* **Request**: Search the records for "title". Copy every line where it appears.

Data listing
——————————
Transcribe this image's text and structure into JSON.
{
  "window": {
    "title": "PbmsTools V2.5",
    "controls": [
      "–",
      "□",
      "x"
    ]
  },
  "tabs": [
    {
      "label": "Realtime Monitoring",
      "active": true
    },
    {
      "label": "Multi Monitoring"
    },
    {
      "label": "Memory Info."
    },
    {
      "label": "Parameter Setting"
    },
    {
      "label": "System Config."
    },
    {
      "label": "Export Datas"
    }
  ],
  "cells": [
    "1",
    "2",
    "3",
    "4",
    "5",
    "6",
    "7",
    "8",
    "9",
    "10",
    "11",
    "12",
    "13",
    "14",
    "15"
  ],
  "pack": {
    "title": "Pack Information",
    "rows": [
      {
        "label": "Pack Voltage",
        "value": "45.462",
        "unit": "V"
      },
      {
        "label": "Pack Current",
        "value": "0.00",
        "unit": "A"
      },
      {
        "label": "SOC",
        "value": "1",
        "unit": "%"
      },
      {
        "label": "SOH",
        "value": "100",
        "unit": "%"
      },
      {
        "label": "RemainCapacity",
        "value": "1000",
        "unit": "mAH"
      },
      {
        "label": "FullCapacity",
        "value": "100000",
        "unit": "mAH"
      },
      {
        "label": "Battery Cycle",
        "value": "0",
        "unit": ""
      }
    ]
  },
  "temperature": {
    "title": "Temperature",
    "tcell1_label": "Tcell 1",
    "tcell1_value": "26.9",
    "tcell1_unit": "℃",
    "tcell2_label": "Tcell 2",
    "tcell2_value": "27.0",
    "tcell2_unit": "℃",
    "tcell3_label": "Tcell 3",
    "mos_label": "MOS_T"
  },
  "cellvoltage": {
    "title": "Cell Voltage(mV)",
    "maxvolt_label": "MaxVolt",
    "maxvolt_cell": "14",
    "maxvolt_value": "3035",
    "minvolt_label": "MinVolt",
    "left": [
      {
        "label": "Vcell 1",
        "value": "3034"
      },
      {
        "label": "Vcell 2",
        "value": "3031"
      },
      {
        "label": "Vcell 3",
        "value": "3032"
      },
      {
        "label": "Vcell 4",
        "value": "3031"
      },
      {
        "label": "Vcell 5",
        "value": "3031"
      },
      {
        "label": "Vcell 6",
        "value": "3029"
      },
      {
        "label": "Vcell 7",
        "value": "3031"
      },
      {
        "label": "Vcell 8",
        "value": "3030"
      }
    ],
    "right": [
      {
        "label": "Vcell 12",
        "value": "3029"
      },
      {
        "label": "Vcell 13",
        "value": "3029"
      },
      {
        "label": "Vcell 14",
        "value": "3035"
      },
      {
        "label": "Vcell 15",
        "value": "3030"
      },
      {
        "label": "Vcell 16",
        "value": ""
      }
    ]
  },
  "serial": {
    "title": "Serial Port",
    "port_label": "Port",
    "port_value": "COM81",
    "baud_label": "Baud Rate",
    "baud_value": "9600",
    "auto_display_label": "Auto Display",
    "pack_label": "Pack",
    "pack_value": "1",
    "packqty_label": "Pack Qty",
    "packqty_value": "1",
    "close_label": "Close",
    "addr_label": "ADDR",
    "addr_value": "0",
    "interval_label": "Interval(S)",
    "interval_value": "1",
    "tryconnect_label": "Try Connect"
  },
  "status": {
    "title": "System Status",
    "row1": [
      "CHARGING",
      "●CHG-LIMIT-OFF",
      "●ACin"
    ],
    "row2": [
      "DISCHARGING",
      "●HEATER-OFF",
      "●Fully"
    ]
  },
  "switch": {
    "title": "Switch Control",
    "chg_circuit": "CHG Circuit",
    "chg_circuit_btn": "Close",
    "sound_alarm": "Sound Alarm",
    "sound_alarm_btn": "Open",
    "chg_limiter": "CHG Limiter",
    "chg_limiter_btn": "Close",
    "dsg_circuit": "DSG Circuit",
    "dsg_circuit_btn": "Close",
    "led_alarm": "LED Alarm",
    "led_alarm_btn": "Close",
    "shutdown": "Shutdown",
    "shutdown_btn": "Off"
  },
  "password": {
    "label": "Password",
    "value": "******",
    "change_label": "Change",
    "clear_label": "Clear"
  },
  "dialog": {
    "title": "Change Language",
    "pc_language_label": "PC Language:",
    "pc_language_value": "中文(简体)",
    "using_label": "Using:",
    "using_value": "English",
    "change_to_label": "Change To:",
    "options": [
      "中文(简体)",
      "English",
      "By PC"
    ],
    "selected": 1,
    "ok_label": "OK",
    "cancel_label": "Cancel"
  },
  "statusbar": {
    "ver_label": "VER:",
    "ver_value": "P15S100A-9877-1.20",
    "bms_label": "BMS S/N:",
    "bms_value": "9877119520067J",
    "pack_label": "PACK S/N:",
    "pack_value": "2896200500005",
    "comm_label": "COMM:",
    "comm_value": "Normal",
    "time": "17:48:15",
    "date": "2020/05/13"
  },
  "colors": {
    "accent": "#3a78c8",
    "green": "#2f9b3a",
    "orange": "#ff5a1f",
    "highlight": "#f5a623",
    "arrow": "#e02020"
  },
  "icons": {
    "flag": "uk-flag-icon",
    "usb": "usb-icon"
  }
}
——————————
* **Output of the task**:
    "title": "PbmsTools V2.5",
    "title": "Pack Information",
    "title": "Temperature",
    "title": "Cell Voltage(mV)",
    "title": "Serial Port",
    "title": "System Status",
    "title": "Switch Control",
    "title": "Change Language",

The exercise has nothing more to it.